Your task is to filter the data below down to the lines holding "Pressure".

--- Start EXERCISE DATA ---

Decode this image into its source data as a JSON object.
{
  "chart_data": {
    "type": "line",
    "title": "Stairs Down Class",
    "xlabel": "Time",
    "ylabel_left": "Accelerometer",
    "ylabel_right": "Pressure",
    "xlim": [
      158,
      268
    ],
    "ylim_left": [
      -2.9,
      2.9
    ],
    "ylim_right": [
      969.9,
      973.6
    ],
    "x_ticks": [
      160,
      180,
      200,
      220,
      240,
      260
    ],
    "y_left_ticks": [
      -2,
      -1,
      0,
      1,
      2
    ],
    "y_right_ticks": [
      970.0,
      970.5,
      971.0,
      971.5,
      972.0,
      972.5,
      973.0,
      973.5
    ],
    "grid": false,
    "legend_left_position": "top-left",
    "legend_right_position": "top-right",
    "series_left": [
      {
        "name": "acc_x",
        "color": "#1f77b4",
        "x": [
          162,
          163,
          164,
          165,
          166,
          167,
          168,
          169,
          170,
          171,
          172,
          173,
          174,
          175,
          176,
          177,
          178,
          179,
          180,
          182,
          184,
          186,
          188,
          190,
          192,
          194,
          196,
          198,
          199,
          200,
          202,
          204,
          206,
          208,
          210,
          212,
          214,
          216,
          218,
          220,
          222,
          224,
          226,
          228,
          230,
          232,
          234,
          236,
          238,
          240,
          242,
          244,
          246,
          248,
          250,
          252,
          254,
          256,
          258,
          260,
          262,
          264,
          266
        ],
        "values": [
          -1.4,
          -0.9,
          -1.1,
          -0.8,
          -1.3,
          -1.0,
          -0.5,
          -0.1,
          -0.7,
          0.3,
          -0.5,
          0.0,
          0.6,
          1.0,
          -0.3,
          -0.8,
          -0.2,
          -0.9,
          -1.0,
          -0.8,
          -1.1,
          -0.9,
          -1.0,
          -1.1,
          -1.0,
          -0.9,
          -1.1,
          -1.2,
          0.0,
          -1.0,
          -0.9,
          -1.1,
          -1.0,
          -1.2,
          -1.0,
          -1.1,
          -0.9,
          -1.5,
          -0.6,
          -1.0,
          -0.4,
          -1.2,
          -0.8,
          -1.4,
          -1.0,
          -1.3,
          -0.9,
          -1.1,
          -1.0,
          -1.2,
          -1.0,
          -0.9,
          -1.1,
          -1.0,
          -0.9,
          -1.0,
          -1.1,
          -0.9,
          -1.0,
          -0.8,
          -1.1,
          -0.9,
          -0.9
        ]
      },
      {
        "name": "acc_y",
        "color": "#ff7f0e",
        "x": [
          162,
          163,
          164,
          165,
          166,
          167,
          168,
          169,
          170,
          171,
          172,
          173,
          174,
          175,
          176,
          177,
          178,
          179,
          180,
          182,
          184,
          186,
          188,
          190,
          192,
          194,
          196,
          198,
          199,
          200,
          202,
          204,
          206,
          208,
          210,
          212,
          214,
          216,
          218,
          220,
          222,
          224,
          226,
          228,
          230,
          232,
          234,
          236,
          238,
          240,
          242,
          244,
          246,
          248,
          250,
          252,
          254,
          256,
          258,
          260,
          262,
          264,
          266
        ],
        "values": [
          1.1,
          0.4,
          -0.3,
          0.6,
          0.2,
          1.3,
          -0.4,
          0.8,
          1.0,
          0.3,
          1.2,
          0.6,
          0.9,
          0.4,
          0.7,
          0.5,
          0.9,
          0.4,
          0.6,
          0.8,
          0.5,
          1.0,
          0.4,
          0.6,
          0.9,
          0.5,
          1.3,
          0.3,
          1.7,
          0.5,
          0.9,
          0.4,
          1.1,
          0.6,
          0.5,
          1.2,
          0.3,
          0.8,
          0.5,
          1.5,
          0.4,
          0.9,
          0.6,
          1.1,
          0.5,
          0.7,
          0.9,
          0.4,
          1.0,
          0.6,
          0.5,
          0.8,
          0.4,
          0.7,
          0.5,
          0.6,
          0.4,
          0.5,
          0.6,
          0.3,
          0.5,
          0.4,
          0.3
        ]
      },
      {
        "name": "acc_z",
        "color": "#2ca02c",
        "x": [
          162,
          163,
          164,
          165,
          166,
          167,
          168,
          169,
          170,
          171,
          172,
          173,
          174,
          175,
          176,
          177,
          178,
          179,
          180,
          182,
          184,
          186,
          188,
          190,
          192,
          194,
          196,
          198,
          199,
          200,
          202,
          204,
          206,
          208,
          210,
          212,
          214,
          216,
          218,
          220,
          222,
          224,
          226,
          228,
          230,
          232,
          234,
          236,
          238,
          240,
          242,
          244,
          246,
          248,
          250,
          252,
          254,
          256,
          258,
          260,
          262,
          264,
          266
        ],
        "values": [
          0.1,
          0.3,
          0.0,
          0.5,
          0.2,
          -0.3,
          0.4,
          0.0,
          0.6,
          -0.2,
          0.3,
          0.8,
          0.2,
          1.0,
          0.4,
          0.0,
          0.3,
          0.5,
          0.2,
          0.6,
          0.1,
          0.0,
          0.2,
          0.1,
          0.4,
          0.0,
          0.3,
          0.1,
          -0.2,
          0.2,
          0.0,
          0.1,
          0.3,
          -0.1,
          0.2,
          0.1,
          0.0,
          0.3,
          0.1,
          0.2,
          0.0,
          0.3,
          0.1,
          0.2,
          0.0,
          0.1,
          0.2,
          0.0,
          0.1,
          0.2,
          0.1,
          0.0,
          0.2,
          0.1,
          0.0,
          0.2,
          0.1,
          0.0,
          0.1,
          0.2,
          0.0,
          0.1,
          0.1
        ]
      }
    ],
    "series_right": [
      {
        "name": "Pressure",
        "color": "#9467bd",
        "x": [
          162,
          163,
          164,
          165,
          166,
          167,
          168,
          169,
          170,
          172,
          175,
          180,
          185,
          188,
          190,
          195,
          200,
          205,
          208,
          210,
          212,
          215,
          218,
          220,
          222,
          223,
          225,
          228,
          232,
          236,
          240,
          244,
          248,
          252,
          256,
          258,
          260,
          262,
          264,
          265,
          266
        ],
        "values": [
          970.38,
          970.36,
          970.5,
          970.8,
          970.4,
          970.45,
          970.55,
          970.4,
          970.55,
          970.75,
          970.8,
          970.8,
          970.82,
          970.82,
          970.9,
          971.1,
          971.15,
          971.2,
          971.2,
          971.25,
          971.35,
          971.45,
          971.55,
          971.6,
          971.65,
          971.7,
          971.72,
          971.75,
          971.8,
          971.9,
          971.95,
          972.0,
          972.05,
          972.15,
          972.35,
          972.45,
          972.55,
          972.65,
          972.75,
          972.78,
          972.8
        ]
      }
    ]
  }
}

--- End EXERCISE DATA ---

• EXERCISE ANSWER:
    "ylabel_right": "Pressure",
        "name": "Pressure",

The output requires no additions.